## begin

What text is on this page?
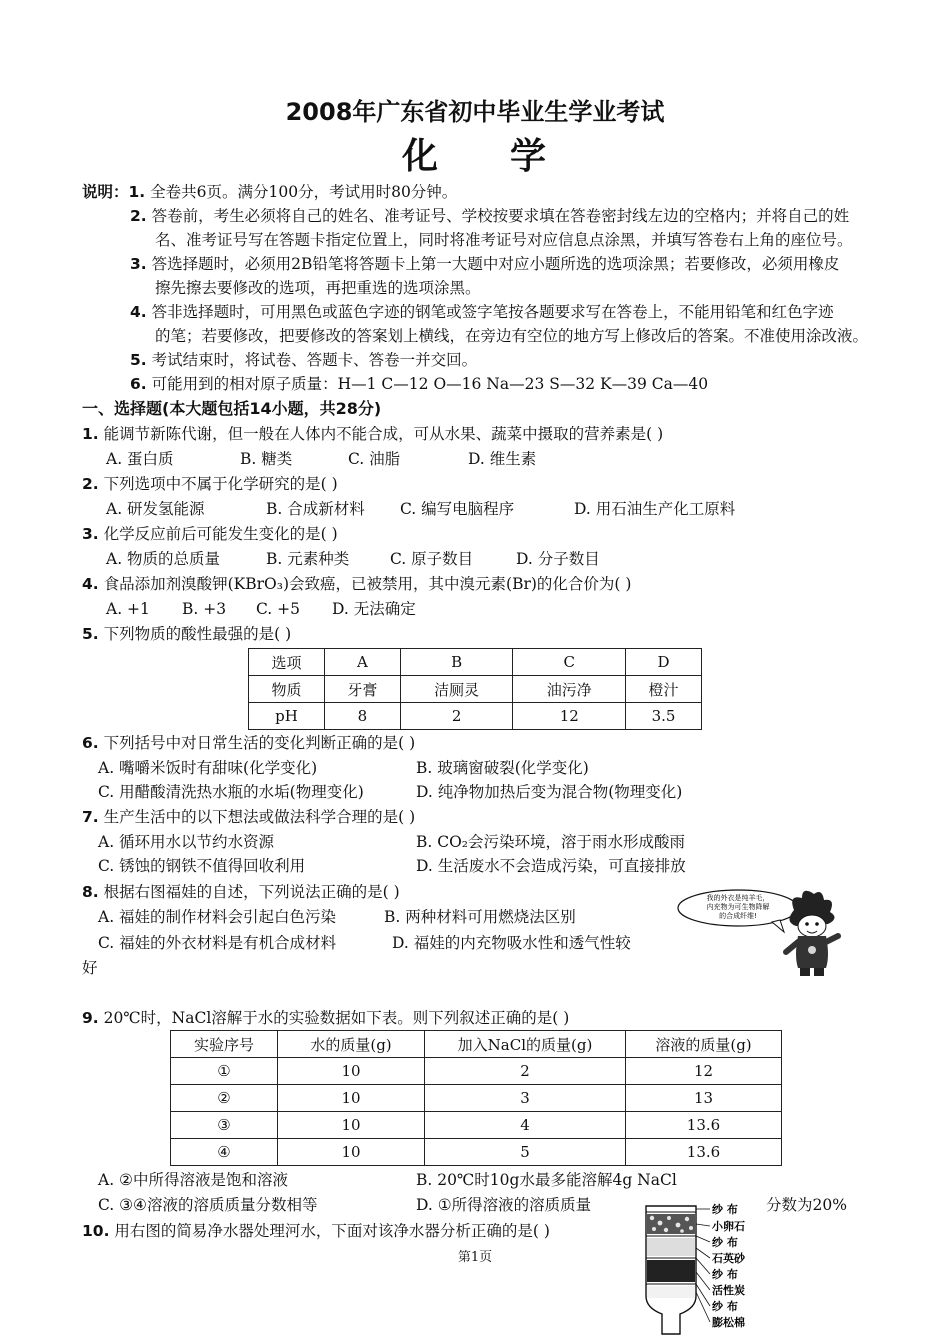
2008年广东省初中毕业生学业考试
化 学
说明：1. 全卷共6页。满分100分，考试用时80分钟。
2. 答卷前，考生必须将自己的姓名、准考证号、学校按要求填在答卷密封线左边的空格内；并将自己的姓
名、准考证号写在答题卡指定位置上，同时将准考证号对应信息点涂黑，并填写答卷右上角的座位号。
3. 答选择题时，必须用2B铅笔将答题卡上第一大题中对应小题所选的选项涂黑；若要修改，必须用橡皮
擦先擦去要修改的选项，再把重选的选项涂黑。
4. 答非选择题时，可用黑色或蓝色字迹的钢笔或签字笔按各题要求写在答卷上，不能用铅笔和红色字迹
的笔；若要修改，把要修改的答案划上横线，在旁边有空位的地方写上修改后的答案。不准使用涂改液。
5. 考试结束时，将试卷、答题卡、答卷一并交回。
6. 可能用到的相对原子质量：H—1 C—12 O—16 Na—23 S—32 K—39 Ca—40
一、选择题(本大题包括14小题，共28分)
1. 能调节新陈代谢，但一般在人体内不能合成，可从水果、蔬菜中摄取的营养素是( )
A. 蛋白质	B. 糖类	C. 油脂	D. 维生素
2. 下列选项中不属于化学研究的是( )
A. 研发氢能源	B. 合成新材料 C. 编写电脑程序	D. 用石油生产化工原料
3. 化学反应前后可能发生变化的是( )
A. 物质的总质量	B. 元素种类	C. 原子数目	D. 分子数目
4. 食品添加剂溴酸钾(KBrO₃)会致癌，已被禁用，其中溴元素(Br)的化合价为( )
A. +1 B. +3 C. +5 D. 无法确定
5. 下列物质的酸性最强的是( )
选项	A	B	C	D
物质	牙膏	洁厕灵	油污净	橙汁
pH	8	2	12	3.5
6. 下列括号中对日常生活的变化判断正确的是( )
A. 嘴嚼米饭时有甜味(化学变化)	B. 玻璃窗破裂(化学变化)
C. 用醋酸清洗热水瓶的水垢(物理变化)	D. 纯净物加热后变为混合物(物理变化)
7. 生产生活中的以下想法或做法科学合理的是( )
A. 循环用水以节约水资源	B. CO₂会污染环境，溶于雨水形成酸雨
C. 锈蚀的钢铁不值得回收利用	D. 生活废水不会造成污染，可直接排放
8. 根据右图福娃的自述，下列说法正确的是( )
A. 福娃的制作材料会引起白色污染	B. 两种材料可用燃烧法区别
C. 福娃的外衣材料是有机合成材料	D. 福娃的内充物吸水性和透气性较
好
我的外衣是纯羊毛，
内充物为可生物降解
的合成纤维!
9. 20℃时，NaCl溶解于水的实验数据如下表。则下列叙述正确的是( )
实验序号	水的质量(g)	加入NaCl的质量(g)	溶液的质量(g)
①	10	2	12
②	10	3	13
③	10	4	13.6
④	10	5	13.6
A. ②中所得溶液是饱和溶液	B. 20℃时10g水最多能溶解4g NaCl
C. ③④溶液的溶质质量分数相等	D. ①所得溶液的溶质质量	分数为20%
10. 用右图的简易净水器处理河水，下面对该净水器分析正确的是( )
纱 布
小卵石
纱 布
石英砂
纱 布
活性炭
纱 布
膨松棉
第1页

## end

(Goal of the exercise) Leaving aside the images, write out the entries above word for word.

(Response below)
What text is on this page?
2008年广东省初中毕业生学业考试
化 学
说明：1. 全卷共6页。满分100分，考试用时80分钟。
2. 答卷前，考生必须将自己的姓名、准考证号、学校按要求填在答卷密封线左边的空格内；并将自己的姓
名、准考证号写在答题卡指定位置上，同时将准考证号对应信息点涂黑，并填写答卷右上角的座位号。
3. 答选择题时，必须用2B铅笔将答题卡上第一大题中对应小题所选的选项涂黑；若要修改，必须用橡皮
擦先擦去要修改的选项，再把重选的选项涂黑。
4. 答非选择题时，可用黑色或蓝色字迹的钢笔或签字笔按各题要求写在答卷上，不能用铅笔和红色字迹
的笔；若要修改，把要修改的答案划上横线，在旁边有空位的地方写上修改后的答案。不准使用涂改液。
5. 考试结束时，将试卷、答题卡、答卷一并交回。
6. 可能用到的相对原子质量：H—1 C—12 O—16 Na—23 S—32 K—39 Ca—40
一、选择题(本大题包括14小题，共28分)
1. 能调节新陈代谢，但一般在人体内不能合成，可从水果、蔬菜中摄取的营养素是( )
A. 蛋白质	B. 糖类	C. 油脂	D. 维生素
2. 下列选项中不属于化学研究的是( )
A. 研发氢能源	B. 合成新材料 C. 编写电脑程序	D. 用石油生产化工原料
3. 化学反应前后可能发生变化的是( )
A. 物质的总质量	B. 元素种类	C. 原子数目	D. 分子数目
4. 食品添加剂溴酸钾(KBrO₃)会致癌，已被禁用，其中溴元素(Br)的化合价为( )
A. +1 B. +3 C. +5 D. 无法确定
5. 下列物质的酸性最强的是( )
选项	A	B	C	D
物质	牙膏	洁厕灵	油污净	橙汁
pH	8	2	12	3.5
6. 下列括号中对日常生活的变化判断正确的是( )
A. 嘴嚼米饭时有甜味(化学变化)	B. 玻璃窗破裂(化学变化)
C. 用醋酸清洗热水瓶的水垢(物理变化)	D. 纯净物加热后变为混合物(物理变化)
7. 生产生活中的以下想法或做法科学合理的是( )
A. 循环用水以节约水资源	B. CO₂会污染环境，溶于雨水形成酸雨
C. 锈蚀的钢铁不值得回收利用	D. 生活废水不会造成污染，可直接排放
8. 根据右图福娃的自述，下列说法正确的是( )
A. 福娃的制作材料会引起白色污染	B. 两种材料可用燃烧法区别
C. 福娃的外衣材料是有机合成材料	D. 福娃的内充物吸水性和透气性较
好
我的外衣是纯羊毛，
内充物为可生物降解
的合成纤维!
9. 20℃时，NaCl溶解于水的实验数据如下表。则下列叙述正确的是( )
实验序号	水的质量(g)	加入NaCl的质量(g)	溶液的质量(g)
①	10	2	12
②	10	3	13
③	10	4	13.6
④	10	5	13.6
A. ②中所得溶液是饱和溶液	B. 20℃时10g水最多能溶解4g NaCl
C. ③④溶液的溶质质量分数相等	D. ①所得溶液的溶质质量	分数为20%
10. 用右图的简易净水器处理河水，下面对该净水器分析正确的是( )
纱 布
小卵石
纱 布
石英砂
纱 布
活性炭
纱 布
膨松棉
第1页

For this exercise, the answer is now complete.